-- BEGIN INPUT DATA --
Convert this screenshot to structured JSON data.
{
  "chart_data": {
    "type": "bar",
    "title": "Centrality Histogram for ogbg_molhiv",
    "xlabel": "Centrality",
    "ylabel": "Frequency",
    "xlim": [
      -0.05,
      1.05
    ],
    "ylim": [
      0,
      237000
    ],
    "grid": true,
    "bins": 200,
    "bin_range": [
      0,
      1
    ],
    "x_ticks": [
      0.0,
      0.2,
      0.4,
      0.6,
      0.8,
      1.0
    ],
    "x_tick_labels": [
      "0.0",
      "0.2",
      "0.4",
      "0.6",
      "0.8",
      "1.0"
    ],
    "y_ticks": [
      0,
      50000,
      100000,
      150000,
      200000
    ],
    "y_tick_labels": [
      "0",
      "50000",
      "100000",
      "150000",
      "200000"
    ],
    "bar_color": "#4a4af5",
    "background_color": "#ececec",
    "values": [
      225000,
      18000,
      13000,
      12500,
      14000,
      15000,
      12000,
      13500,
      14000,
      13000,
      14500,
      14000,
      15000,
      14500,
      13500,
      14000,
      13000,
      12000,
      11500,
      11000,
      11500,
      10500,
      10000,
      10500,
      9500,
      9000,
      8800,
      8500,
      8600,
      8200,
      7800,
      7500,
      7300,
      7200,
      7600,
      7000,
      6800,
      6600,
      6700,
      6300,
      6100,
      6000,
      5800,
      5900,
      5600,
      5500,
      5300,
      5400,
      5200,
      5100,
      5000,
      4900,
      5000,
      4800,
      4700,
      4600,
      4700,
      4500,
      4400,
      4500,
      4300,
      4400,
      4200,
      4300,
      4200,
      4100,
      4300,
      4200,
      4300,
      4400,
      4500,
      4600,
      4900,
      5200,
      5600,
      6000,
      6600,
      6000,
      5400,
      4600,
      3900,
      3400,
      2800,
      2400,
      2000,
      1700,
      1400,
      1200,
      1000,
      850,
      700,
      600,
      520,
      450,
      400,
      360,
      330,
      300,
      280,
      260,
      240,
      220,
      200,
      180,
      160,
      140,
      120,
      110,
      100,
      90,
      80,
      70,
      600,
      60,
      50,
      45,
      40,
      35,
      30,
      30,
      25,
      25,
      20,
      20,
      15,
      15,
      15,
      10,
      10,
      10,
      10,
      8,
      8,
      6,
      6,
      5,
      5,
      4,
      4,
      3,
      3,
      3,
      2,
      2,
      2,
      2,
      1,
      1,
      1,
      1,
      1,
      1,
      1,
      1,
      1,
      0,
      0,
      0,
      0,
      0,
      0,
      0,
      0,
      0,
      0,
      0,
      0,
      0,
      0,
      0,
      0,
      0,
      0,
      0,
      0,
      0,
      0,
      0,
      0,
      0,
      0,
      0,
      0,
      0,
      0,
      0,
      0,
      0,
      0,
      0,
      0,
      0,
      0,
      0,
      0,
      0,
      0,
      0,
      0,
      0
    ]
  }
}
-- END INPUT DATA --
--- SET TASK ---
Report all lines of the material that contain the word "Centrality".

--- COMPLETED EXERCISE ---
    "title": "Centrality Histogram for ogbg_molhiv",
    "xlabel": "Centrality",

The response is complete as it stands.